+++ STORED RECORDS

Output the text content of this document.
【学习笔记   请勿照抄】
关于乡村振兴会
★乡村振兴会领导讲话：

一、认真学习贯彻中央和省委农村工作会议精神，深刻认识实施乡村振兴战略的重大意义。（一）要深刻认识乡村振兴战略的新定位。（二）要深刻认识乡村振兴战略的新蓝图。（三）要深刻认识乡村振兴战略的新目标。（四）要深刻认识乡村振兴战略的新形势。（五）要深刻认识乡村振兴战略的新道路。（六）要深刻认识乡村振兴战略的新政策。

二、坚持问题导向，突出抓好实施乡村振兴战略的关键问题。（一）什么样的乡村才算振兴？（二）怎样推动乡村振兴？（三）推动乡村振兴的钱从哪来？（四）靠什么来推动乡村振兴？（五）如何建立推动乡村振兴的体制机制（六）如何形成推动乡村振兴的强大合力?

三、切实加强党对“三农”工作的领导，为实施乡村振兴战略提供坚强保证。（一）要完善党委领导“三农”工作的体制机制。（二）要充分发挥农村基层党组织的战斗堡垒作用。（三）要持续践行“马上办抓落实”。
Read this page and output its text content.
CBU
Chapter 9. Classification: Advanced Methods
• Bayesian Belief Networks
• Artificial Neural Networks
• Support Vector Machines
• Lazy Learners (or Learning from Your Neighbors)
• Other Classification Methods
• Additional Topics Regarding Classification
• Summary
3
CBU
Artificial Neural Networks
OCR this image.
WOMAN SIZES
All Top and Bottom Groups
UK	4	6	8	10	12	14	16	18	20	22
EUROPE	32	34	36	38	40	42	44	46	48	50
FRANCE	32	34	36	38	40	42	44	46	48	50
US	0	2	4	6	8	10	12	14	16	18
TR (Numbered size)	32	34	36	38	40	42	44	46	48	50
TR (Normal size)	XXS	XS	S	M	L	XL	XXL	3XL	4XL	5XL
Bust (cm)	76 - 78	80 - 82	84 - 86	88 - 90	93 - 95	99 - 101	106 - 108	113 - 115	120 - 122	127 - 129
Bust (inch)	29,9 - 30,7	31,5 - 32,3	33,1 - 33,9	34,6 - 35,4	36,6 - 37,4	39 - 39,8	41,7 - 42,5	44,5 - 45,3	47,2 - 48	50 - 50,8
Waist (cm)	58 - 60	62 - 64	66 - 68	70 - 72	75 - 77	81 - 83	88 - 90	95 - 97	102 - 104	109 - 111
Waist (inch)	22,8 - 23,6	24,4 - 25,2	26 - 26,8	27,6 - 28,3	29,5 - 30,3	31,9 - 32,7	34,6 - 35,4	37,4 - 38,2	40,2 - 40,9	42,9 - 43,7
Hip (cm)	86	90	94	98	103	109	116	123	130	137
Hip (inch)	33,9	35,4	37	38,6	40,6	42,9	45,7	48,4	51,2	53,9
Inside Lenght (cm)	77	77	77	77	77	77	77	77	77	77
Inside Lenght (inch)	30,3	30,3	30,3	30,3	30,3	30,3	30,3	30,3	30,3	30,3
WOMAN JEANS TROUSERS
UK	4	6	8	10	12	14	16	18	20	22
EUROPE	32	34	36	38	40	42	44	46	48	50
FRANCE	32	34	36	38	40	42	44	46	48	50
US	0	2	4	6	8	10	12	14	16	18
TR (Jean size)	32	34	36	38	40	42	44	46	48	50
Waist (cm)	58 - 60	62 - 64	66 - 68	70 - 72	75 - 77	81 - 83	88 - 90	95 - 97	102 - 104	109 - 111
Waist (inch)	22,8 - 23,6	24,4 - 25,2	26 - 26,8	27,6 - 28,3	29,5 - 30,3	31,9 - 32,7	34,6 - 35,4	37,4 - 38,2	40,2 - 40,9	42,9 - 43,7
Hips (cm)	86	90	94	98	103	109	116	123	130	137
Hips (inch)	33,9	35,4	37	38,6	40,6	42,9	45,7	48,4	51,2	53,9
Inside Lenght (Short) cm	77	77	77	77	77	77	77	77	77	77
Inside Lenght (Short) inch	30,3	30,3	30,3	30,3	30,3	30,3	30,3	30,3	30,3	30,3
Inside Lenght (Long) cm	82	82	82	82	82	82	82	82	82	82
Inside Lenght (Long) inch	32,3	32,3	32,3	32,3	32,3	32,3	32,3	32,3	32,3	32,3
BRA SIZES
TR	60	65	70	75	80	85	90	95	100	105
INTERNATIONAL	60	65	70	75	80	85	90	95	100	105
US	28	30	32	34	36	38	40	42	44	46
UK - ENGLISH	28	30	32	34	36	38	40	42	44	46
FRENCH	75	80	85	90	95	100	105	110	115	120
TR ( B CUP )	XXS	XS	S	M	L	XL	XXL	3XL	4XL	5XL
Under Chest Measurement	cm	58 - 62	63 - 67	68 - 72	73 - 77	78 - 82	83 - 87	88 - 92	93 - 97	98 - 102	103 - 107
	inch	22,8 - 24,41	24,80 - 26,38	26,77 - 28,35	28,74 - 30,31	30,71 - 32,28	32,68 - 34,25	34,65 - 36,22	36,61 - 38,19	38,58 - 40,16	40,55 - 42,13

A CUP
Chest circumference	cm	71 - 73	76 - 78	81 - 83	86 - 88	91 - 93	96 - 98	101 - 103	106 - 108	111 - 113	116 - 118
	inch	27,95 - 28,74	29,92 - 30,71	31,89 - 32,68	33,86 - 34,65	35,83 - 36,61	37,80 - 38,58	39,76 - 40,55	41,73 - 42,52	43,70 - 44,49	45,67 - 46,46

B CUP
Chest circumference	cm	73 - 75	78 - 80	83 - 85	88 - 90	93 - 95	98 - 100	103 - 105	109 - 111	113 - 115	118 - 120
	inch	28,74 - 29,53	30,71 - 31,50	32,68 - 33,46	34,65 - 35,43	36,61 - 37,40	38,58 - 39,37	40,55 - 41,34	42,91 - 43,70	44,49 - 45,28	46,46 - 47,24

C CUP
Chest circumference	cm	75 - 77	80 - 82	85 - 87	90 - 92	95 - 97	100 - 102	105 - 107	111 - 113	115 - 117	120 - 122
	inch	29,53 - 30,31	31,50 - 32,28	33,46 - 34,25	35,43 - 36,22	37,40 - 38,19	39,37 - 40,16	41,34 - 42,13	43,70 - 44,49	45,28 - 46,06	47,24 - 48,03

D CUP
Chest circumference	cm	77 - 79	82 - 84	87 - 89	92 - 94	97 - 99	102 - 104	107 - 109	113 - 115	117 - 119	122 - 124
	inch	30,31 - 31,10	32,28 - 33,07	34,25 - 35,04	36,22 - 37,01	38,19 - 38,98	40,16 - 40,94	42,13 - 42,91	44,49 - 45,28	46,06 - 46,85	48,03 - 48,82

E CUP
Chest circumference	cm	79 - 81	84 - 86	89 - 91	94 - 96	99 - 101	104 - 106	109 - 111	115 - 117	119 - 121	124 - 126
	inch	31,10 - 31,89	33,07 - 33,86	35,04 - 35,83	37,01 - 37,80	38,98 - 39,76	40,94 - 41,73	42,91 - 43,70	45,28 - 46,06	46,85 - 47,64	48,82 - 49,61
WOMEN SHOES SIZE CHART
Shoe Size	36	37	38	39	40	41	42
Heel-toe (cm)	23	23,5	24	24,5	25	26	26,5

++++++

__SET EXERCISE__. Report the number of lines of the listing above that hold the string "Bust", with no other text.

__RESULT FOR THIS TASK__. 2